======== Material to process

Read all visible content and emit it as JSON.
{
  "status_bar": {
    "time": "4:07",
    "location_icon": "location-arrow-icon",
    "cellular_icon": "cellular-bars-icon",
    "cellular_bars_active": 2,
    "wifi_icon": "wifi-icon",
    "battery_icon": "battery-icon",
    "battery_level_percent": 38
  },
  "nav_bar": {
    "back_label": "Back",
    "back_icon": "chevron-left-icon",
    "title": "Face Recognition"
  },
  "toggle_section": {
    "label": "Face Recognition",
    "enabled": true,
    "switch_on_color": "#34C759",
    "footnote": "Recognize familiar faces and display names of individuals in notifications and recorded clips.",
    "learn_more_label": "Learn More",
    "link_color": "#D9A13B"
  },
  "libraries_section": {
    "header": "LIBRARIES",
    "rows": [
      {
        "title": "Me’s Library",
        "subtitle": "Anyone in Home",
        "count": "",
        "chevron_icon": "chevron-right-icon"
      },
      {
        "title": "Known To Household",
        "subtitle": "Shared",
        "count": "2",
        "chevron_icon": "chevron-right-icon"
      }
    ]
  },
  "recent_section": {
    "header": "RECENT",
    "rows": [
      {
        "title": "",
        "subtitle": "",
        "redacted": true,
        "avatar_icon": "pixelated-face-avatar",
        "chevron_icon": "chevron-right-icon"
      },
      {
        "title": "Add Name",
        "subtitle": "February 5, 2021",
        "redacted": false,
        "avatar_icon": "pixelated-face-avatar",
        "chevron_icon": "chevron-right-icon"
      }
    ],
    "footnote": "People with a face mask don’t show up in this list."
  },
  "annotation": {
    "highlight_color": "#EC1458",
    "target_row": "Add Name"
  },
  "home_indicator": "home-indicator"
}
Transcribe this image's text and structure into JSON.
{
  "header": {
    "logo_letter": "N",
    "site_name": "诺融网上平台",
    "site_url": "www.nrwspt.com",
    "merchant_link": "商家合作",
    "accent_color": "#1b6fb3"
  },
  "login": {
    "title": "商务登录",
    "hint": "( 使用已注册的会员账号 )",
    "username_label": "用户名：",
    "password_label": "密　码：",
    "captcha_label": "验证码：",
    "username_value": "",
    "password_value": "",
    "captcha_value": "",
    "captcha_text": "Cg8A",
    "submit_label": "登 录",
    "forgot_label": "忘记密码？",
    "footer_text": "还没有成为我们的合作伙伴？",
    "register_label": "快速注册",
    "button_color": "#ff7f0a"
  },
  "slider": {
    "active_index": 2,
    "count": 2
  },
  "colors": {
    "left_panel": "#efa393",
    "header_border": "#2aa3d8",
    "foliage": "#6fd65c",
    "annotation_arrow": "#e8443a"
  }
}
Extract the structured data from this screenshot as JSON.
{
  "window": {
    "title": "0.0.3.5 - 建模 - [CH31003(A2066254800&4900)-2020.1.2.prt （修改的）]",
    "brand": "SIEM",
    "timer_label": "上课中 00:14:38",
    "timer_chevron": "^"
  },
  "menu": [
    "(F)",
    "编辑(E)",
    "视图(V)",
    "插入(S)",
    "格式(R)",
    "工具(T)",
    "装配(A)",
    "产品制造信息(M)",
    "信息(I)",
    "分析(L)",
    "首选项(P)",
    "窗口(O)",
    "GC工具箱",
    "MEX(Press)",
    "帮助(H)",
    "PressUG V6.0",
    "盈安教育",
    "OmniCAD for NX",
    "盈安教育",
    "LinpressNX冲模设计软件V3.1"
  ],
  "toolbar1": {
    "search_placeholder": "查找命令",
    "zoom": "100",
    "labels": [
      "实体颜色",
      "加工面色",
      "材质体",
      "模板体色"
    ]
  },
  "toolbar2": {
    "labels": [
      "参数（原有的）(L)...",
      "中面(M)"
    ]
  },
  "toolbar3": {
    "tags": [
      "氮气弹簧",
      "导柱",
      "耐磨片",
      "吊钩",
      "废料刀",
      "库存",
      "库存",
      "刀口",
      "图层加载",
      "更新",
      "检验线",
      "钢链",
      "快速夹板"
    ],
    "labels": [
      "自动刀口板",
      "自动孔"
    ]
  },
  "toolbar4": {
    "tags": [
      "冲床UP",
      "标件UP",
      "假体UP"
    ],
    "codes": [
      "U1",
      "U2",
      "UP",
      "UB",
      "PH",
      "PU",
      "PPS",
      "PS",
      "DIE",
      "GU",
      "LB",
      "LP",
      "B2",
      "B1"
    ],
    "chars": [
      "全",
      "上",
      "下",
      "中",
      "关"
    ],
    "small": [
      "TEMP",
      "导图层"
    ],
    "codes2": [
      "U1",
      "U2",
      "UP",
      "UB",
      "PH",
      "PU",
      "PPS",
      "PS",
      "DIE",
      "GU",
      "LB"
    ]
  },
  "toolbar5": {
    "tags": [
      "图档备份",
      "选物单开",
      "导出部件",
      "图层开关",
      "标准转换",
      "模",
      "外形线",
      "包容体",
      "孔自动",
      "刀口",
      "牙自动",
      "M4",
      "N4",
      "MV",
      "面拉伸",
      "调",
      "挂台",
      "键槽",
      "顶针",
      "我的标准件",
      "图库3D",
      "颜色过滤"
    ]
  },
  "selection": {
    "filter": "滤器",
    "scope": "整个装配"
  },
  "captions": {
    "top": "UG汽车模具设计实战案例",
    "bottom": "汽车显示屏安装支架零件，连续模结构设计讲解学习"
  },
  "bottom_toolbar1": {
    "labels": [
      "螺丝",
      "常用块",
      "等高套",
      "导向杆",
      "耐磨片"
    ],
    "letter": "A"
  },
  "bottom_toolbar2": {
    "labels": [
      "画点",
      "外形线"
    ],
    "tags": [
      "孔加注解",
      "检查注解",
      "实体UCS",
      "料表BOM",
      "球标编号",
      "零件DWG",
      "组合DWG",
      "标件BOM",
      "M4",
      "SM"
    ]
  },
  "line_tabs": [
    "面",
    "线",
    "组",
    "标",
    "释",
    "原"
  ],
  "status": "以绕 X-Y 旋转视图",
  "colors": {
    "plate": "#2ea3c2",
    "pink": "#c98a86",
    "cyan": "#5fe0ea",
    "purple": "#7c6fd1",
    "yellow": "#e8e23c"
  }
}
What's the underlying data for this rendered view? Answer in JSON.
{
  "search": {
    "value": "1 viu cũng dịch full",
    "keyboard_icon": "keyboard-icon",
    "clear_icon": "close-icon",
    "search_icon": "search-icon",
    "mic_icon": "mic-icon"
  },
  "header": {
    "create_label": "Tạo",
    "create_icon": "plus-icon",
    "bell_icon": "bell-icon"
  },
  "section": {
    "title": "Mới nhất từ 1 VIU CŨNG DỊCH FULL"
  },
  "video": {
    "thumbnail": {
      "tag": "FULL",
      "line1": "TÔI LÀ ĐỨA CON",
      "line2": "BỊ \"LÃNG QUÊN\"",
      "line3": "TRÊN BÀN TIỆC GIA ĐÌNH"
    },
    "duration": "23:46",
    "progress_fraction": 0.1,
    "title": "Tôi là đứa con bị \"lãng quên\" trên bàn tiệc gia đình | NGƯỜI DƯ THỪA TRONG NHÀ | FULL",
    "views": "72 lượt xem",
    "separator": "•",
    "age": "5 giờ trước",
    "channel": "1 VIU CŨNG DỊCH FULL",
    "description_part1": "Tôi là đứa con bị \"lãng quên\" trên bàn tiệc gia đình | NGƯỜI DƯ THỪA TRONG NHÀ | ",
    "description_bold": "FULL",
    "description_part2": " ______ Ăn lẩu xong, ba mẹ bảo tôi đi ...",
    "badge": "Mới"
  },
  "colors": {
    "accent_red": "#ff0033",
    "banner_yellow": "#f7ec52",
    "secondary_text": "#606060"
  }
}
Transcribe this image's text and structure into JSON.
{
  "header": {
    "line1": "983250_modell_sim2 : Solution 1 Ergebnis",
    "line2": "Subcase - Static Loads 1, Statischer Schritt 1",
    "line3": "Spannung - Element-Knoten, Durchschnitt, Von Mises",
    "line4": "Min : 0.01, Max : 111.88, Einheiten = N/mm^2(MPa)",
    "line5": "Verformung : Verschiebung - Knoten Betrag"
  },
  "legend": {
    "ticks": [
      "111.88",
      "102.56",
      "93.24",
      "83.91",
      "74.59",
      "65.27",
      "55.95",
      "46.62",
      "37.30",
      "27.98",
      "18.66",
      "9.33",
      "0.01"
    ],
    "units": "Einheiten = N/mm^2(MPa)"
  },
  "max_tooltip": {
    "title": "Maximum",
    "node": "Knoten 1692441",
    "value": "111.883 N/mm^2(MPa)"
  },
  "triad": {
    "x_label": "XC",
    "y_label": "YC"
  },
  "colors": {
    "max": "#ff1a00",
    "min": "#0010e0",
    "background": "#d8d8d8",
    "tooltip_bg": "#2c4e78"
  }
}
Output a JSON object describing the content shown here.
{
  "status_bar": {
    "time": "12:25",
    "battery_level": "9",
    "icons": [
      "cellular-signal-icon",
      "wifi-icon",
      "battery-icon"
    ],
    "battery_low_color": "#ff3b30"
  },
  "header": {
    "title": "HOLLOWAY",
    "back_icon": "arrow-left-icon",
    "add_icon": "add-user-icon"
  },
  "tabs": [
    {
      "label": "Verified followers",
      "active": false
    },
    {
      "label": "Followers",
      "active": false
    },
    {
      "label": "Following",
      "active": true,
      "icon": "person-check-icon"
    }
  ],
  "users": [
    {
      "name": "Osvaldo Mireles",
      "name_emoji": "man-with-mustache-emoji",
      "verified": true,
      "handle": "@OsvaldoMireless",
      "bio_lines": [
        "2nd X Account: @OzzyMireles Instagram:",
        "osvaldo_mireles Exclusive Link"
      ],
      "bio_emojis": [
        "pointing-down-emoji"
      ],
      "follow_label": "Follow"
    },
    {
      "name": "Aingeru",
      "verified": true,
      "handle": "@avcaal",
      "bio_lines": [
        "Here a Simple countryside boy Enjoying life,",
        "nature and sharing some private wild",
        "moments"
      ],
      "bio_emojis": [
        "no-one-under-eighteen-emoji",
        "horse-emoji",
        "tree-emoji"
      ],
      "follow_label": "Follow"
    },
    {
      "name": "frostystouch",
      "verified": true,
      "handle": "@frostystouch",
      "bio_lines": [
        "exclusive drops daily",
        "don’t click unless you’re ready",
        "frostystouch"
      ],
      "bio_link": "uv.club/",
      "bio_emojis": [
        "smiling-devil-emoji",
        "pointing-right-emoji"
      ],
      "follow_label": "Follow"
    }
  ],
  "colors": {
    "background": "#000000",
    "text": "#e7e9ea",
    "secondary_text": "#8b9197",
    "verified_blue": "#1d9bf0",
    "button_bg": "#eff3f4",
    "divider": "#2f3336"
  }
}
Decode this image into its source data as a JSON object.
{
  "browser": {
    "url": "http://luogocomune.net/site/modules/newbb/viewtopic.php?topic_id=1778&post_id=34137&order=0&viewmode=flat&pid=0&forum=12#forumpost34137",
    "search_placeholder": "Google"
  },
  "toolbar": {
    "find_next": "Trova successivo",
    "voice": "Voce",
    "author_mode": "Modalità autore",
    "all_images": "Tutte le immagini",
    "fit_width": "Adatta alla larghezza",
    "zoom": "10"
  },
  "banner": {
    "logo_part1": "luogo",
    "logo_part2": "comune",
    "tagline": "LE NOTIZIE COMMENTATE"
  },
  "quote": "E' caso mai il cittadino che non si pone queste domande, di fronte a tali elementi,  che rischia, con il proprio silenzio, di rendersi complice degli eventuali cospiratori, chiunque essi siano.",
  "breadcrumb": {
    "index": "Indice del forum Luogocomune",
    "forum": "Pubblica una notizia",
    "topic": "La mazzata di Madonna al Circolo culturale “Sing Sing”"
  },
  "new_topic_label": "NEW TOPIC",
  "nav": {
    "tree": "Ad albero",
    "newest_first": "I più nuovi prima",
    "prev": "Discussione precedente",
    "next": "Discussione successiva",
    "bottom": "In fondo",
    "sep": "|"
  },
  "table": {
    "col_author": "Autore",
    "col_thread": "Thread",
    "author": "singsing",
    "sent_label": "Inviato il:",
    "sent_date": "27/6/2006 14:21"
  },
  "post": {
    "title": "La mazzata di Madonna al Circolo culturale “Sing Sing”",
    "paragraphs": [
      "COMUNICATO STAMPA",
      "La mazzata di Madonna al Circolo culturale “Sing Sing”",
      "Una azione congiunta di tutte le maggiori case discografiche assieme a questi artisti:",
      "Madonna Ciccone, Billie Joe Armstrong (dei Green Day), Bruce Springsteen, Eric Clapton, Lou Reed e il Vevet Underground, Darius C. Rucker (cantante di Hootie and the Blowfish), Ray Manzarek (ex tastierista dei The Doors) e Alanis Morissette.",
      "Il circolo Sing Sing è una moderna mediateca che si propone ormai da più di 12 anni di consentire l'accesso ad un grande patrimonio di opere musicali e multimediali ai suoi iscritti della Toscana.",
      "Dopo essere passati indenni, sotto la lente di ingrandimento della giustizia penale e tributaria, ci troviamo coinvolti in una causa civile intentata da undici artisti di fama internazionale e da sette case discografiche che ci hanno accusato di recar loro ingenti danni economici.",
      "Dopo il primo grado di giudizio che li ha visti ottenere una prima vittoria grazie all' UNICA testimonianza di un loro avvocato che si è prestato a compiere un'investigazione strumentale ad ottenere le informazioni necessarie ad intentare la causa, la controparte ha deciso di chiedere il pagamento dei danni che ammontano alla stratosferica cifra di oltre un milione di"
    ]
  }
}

================

▶ **Short problem**
All lines of the data above that include the word "background" must be shown.

▶ **Right answer**
    "background": "#d8d8d8",
    "background": "#000000",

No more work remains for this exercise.